* [Your goal]: Extract, from the listing that follows, each line containing the word "JSON".

========================================================================

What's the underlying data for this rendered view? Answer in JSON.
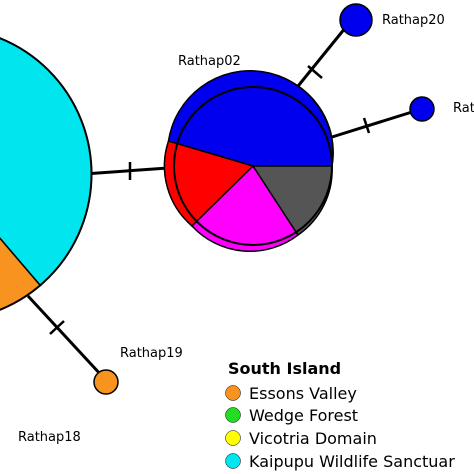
{
  "colors": {
    "essons_valley": "#f7931e",
    "wedge_forest": "#22dd22",
    "vicotria_domain": "#ffff00",
    "kaipupu": "#00e5ee",
    "blue": "#0000ee",
    "red": "#ff0000",
    "magenta": "#ff00ff",
    "grey": "#555555"
  },
  "nodes": {
    "rathap02": {
      "label": "Rathap02"
    },
    "rathap20": {
      "label": "Rathap20"
    },
    "rathap_cut": {
      "label": "Rat"
    },
    "rathap19": {
      "label": "Rathap19"
    },
    "rathap18": {
      "label": "Rathap18"
    }
  },
  "legend": {
    "title": "South Island",
    "items": [
      {
        "label": "Essons Valley",
        "color": "#f7931e"
      },
      {
        "label": "Wedge Forest",
        "color": "#22dd22"
      },
      {
        "label": "Vicotria Domain",
        "color": "#ffff00"
      },
      {
        "label": "Kaipupu Wildlife Sanctuar",
        "color": "#00e5ee"
      }
    ]
  }
}
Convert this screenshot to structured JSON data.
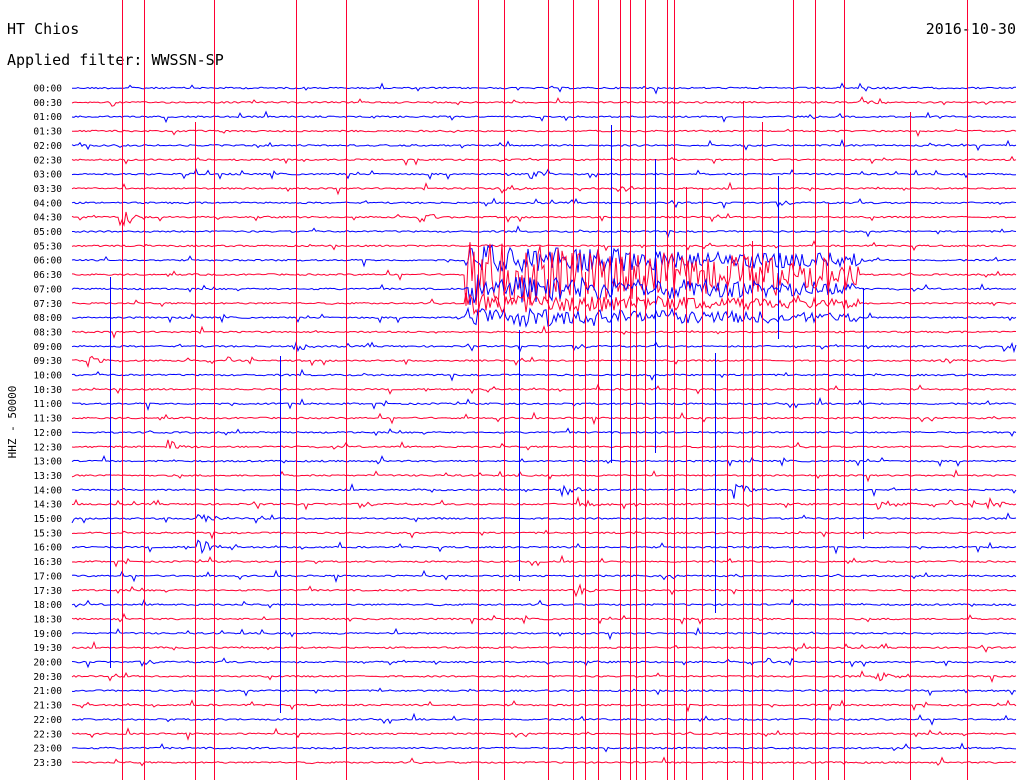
{
  "header": {
    "station": "HT Chios",
    "date": "2016-10-30",
    "filter_label": "Applied filter: WWSSN-SP"
  },
  "colors": {
    "even_trace": "#0000ff",
    "odd_trace": "#ff0033",
    "text": "#000000"
  },
  "chart_data": {
    "type": "line",
    "title": "HT Chios 2016-10-30",
    "subtitle": "Applied filter: WWSSN-SP",
    "ylabel": "HHZ - 50000",
    "xlabel": "",
    "trace_minutes": 30,
    "grid": false,
    "row_labels": [
      "00:00",
      "00:30",
      "01:00",
      "01:30",
      "02:00",
      "02:30",
      "03:00",
      "03:30",
      "04:00",
      "04:30",
      "05:00",
      "05:30",
      "06:00",
      "06:30",
      "07:00",
      "07:30",
      "08:00",
      "08:30",
      "09:00",
      "09:30",
      "10:00",
      "10:30",
      "11:00",
      "11:30",
      "12:00",
      "12:30",
      "13:00",
      "13:30",
      "14:00",
      "14:30",
      "15:00",
      "15:30",
      "16:00",
      "16:30",
      "17:00",
      "17:30",
      "18:00",
      "18:30",
      "19:00",
      "19:30",
      "20:00",
      "20:30",
      "21:00",
      "21:30",
      "22:00",
      "22:30",
      "23:00",
      "23:30"
    ],
    "event_minute": [
      {
        "row": 9,
        "minute": 1.5,
        "amp": 2.2
      },
      {
        "row": 7,
        "minute": 13.5,
        "amp": 1.2
      },
      {
        "row": 9,
        "minute": 11.0,
        "amp": 1.1
      },
      {
        "row": 18,
        "minute": 7.0,
        "amp": 1.0
      },
      {
        "row": 19,
        "minute": 0.5,
        "amp": 1.0
      },
      {
        "row": 19,
        "minute": 27.5,
        "amp": 1.0
      },
      {
        "row": 18,
        "minute": 29.5,
        "amp": 1.2
      },
      {
        "row": 25,
        "minute": 3.0,
        "amp": 1.2
      },
      {
        "row": 28,
        "minute": 15.5,
        "amp": 1.4
      },
      {
        "row": 28,
        "minute": 21.0,
        "amp": 1.2
      },
      {
        "row": 29,
        "minute": 16.0,
        "amp": 1.3
      },
      {
        "row": 29,
        "minute": 25.5,
        "amp": 1.3
      },
      {
        "row": 29,
        "minute": 29.0,
        "amp": 1.4
      },
      {
        "row": 30,
        "minute": 4.0,
        "amp": 1.0
      },
      {
        "row": 32,
        "minute": 4.0,
        "amp": 1.5
      },
      {
        "row": 35,
        "minute": 16.0,
        "amp": 1.2
      },
      {
        "row": 41,
        "minute": 25.5,
        "amp": 1.0
      },
      {
        "row": 6,
        "minute": 14.5,
        "amp": 0.8
      },
      {
        "row": 7,
        "minute": 17.3,
        "amp": 1.0
      },
      {
        "row": 0,
        "minute": 25.0,
        "amp": 0.6
      },
      {
        "row": 1,
        "minute": 25.0,
        "amp": 0.8
      },
      {
        "row": 12,
        "minute": 25.0,
        "amp": 0.6
      }
    ],
    "event_burst": {
      "start_row": 12,
      "end_row": 16,
      "start_minute": 12.5,
      "end_minute": 25.0,
      "amp": 2.5
    },
    "spike_minutes": [
      1.2,
      1.6,
      2.3,
      3.9,
      4.5,
      6.6,
      7.1,
      8.7,
      12.9,
      13.7,
      14.2,
      15.1,
      15.9,
      16.3,
      16.7,
      17.1,
      17.4,
      17.7,
      17.9,
      18.2,
      18.5,
      18.9,
      19.1,
      19.5,
      20.0,
      20.4,
      20.8,
      21.3,
      21.6,
      21.9,
      22.4,
      22.9,
      23.6,
      24.0,
      24.5,
      25.1,
      26.6,
      28.4
    ]
  }
}
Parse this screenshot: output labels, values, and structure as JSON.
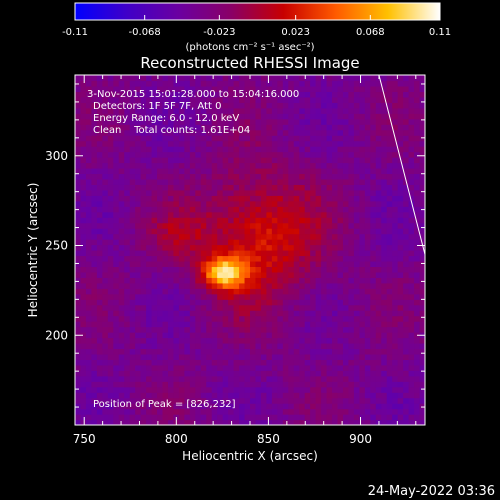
{
  "colorbar": {
    "ticks": [
      "-0.11",
      "-0.068",
      "-0.023",
      "0.023",
      "0.068",
      "0.11"
    ],
    "units": "(photons cm⁻² s⁻¹ asec⁻²)",
    "gradient": [
      "#0000ff",
      "#4000c8",
      "#6b00a0",
      "#8a0066",
      "#c80000",
      "#ff5a00",
      "#ffc000",
      "#ffffff"
    ]
  },
  "plot": {
    "title": "Reconstructed RHESSI Image",
    "info": [
      "3-Nov-2015 15:01:28.000 to 15:04:16.000",
      "Detectors: 1F 5F 7F, Att 0",
      "Energy Range: 6.0 - 12.0 keV",
      "Clean    Total counts: 1.61E+04"
    ],
    "peak_text": "Position of Peak = [826,232]",
    "xlabel": "Heliocentric X (arcsec)",
    "ylabel": "Heliocentric Y (arcsec)"
  },
  "timestamp": "24-May-2022 03:36",
  "chart_data": {
    "type": "heatmap",
    "title": "Reconstructed RHESSI Image",
    "xlabel": "Heliocentric X (arcsec)",
    "ylabel": "Heliocentric Y (arcsec)",
    "xlim": [
      745,
      935
    ],
    "ylim": [
      150,
      345
    ],
    "x_ticks": [
      750,
      800,
      850,
      900
    ],
    "y_ticks": [
      200,
      250,
      300
    ],
    "colorbar_range": [
      -0.11,
      0.11
    ],
    "colorbar_ticks": [
      -0.11,
      -0.068,
      -0.023,
      0.023,
      0.068,
      0.11
    ],
    "peak": {
      "x": 826,
      "y": 232,
      "value": 0.11
    },
    "sources": [
      {
        "x": 826,
        "y": 235,
        "sx": 8,
        "sy": 6,
        "value": 0.11
      },
      {
        "x": 845,
        "y": 255,
        "sx": 22,
        "sy": 25,
        "value": 0.06
      },
      {
        "x": 800,
        "y": 255,
        "sx": 12,
        "sy": 10,
        "value": 0.025
      }
    ],
    "limb_line": [
      [
        910,
        345
      ],
      [
        935,
        245
      ]
    ]
  }
}
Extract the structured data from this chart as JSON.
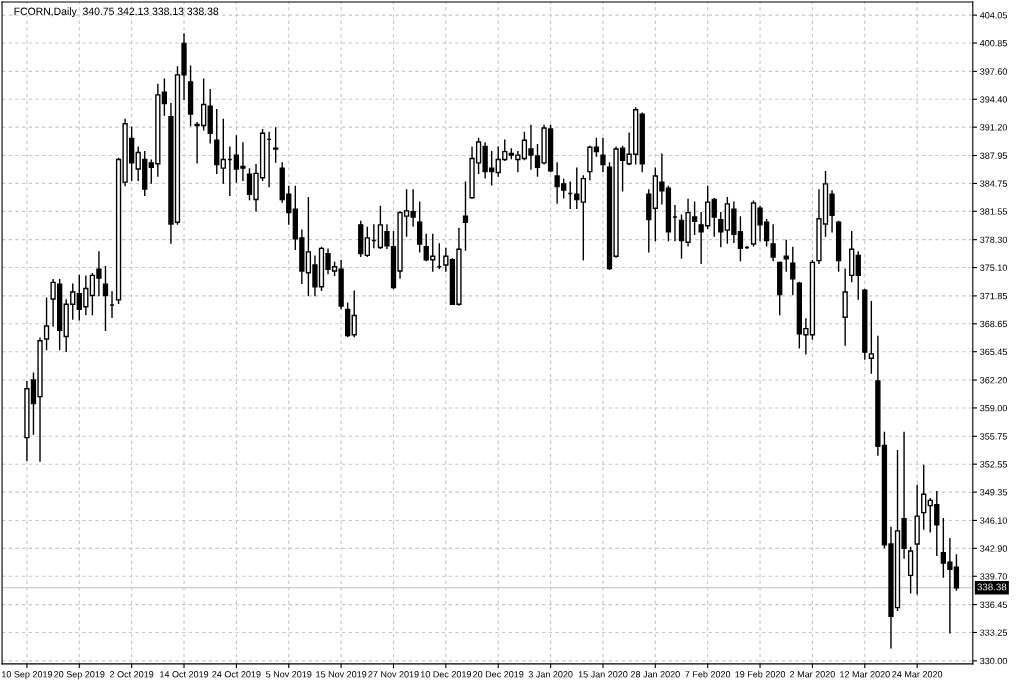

========================================================================

* [Exercise response]:
What's the underlying data for this rendered view? Answer in JSON.
Convert this screenshot to structured JSON data.
Parse this screenshot: output labels, values, and structure as JSON.
Extract the structured data from this chart as JSON.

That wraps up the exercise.